Items
——————————

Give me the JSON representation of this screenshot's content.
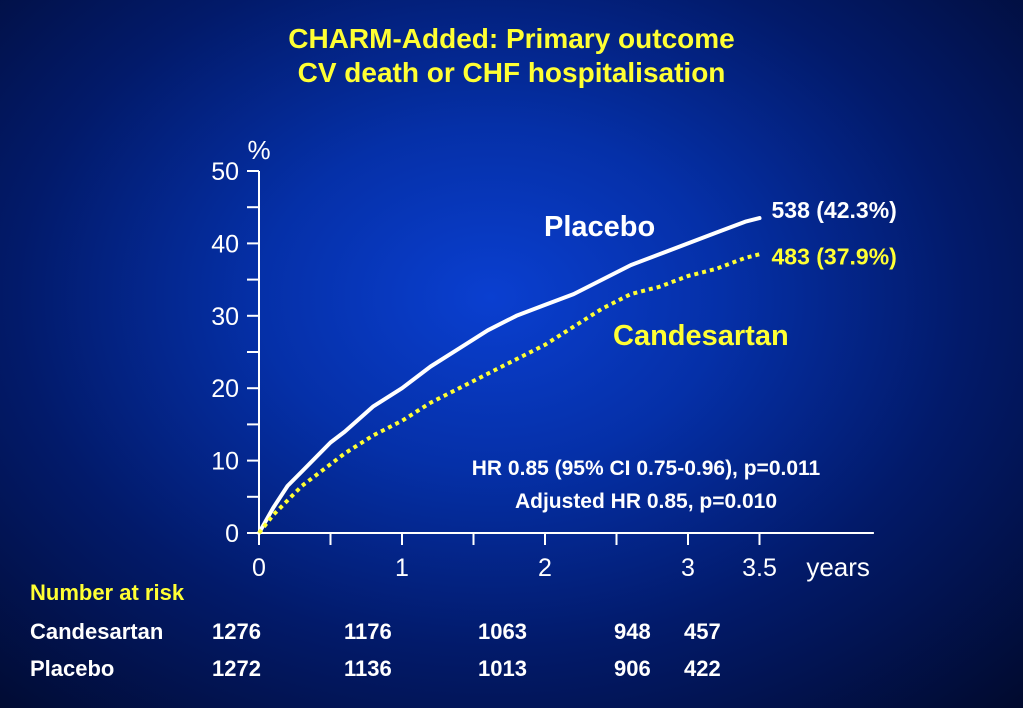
{
  "title": {
    "line1": "CHARM-Added: Primary outcome",
    "line2": "CV death or CHF hospitalisation"
  },
  "colors": {
    "placebo": "#ffffff",
    "candesartan": "#ffff33",
    "title": "#ffff33",
    "background": "#0530a8"
  },
  "chart_data": {
    "type": "line",
    "ylabel": "%",
    "xlabel": "years",
    "xlim": [
      0,
      4.3
    ],
    "ylim": [
      0,
      50
    ],
    "grid": false,
    "y_ticks": [
      0,
      10,
      20,
      30,
      40,
      50
    ],
    "x_tick_labels": [
      {
        "value": 0,
        "label": "0"
      },
      {
        "value": 1,
        "label": "1"
      },
      {
        "value": 2,
        "label": "2"
      },
      {
        "value": 3,
        "label": "3"
      },
      {
        "value": 3.5,
        "label": "3.5"
      }
    ],
    "x_minor_ticks": [
      0.5,
      1.5,
      2.5
    ],
    "series": [
      {
        "name": "Placebo",
        "style": "solid",
        "end_label": "538 (42.3%)",
        "x": [
          0,
          0.1,
          0.2,
          0.3,
          0.4,
          0.5,
          0.6,
          0.8,
          1.0,
          1.2,
          1.4,
          1.6,
          1.8,
          2.0,
          2.2,
          2.4,
          2.6,
          2.8,
          3.0,
          3.2,
          3.4,
          3.5
        ],
        "y": [
          0,
          3.5,
          6.5,
          8.5,
          10.5,
          12.5,
          14,
          17.5,
          20,
          23,
          25.5,
          28,
          30,
          31.5,
          33,
          35,
          37,
          38.5,
          40,
          41.5,
          43,
          43.5
        ]
      },
      {
        "name": "Candesartan",
        "style": "dotted",
        "end_label": "483 (37.9%)",
        "x": [
          0,
          0.1,
          0.2,
          0.3,
          0.4,
          0.5,
          0.6,
          0.8,
          1.0,
          1.2,
          1.4,
          1.6,
          1.8,
          2.0,
          2.2,
          2.4,
          2.6,
          2.8,
          3.0,
          3.2,
          3.4,
          3.5
        ],
        "y": [
          0,
          2.5,
          4.5,
          6.5,
          8,
          9.5,
          11,
          13.5,
          15.5,
          18,
          20,
          22,
          24,
          26,
          28.5,
          31,
          33,
          34,
          35.5,
          36.5,
          38,
          38.5
        ]
      }
    ],
    "annotations": {
      "placebo_label": "Placebo",
      "candesartan_label": "Candesartan",
      "hr_line1": "HR 0.85  (95% CI 0.75-0.96), p=0.011",
      "hr_line2": "Adjusted HR 0.85, p=0.010"
    }
  },
  "risk_table": {
    "heading": "Number at risk",
    "rows": [
      {
        "label": "Candesartan",
        "values": [
          "1276",
          "1176",
          "1063",
          "948",
          "457"
        ]
      },
      {
        "label": "Placebo",
        "values": [
          "1272",
          "1136",
          "1013",
          "906",
          "422"
        ]
      }
    ]
  }
}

——————————

Work to do
Every entry must be transcribed exactly. Pictures do not belong in the copy.

Task result
Give me the JSON representation of this screenshot's content.
{
  "title": {
    "line1": "CHARM-Added: Primary outcome",
    "line2": "CV death or CHF hospitalisation"
  },
  "colors": {
    "placebo": "#ffffff",
    "candesartan": "#ffff33",
    "title": "#ffff33",
    "background": "#0530a8"
  },
  "chart_data": {
    "type": "line",
    "ylabel": "%",
    "xlabel": "years",
    "xlim": [
      0,
      4.3
    ],
    "ylim": [
      0,
      50
    ],
    "grid": false,
    "y_ticks": [
      0,
      10,
      20,
      30,
      40,
      50
    ],
    "x_tick_labels": [
      {
        "value": 0,
        "label": "0"
      },
      {
        "value": 1,
        "label": "1"
      },
      {
        "value": 2,
        "label": "2"
      },
      {
        "value": 3,
        "label": "3"
      },
      {
        "value": 3.5,
        "label": "3.5"
      }
    ],
    "x_minor_ticks": [
      0.5,
      1.5,
      2.5
    ],
    "series": [
      {
        "name": "Placebo",
        "style": "solid",
        "end_label": "538 (42.3%)",
        "x": [
          0,
          0.1,
          0.2,
          0.3,
          0.4,
          0.5,
          0.6,
          0.8,
          1.0,
          1.2,
          1.4,
          1.6,
          1.8,
          2.0,
          2.2,
          2.4,
          2.6,
          2.8,
          3.0,
          3.2,
          3.4,
          3.5
        ],
        "y": [
          0,
          3.5,
          6.5,
          8.5,
          10.5,
          12.5,
          14,
          17.5,
          20,
          23,
          25.5,
          28,
          30,
          31.5,
          33,
          35,
          37,
          38.5,
          40,
          41.5,
          43,
          43.5
        ]
      },
      {
        "name": "Candesartan",
        "style": "dotted",
        "end_label": "483 (37.9%)",
        "x": [
          0,
          0.1,
          0.2,
          0.3,
          0.4,
          0.5,
          0.6,
          0.8,
          1.0,
          1.2,
          1.4,
          1.6,
          1.8,
          2.0,
          2.2,
          2.4,
          2.6,
          2.8,
          3.0,
          3.2,
          3.4,
          3.5
        ],
        "y": [
          0,
          2.5,
          4.5,
          6.5,
          8,
          9.5,
          11,
          13.5,
          15.5,
          18,
          20,
          22,
          24,
          26,
          28.5,
          31,
          33,
          34,
          35.5,
          36.5,
          38,
          38.5
        ]
      }
    ],
    "annotations": {
      "placebo_label": "Placebo",
      "candesartan_label": "Candesartan",
      "hr_line1": "HR 0.85  (95% CI 0.75-0.96), p=0.011",
      "hr_line2": "Adjusted HR 0.85, p=0.010"
    }
  },
  "risk_table": {
    "heading": "Number at risk",
    "rows": [
      {
        "label": "Candesartan",
        "values": [
          "1276",
          "1176",
          "1063",
          "948",
          "457"
        ]
      },
      {
        "label": "Placebo",
        "values": [
          "1272",
          "1136",
          "1013",
          "906",
          "422"
        ]
      }
    ]
  }
}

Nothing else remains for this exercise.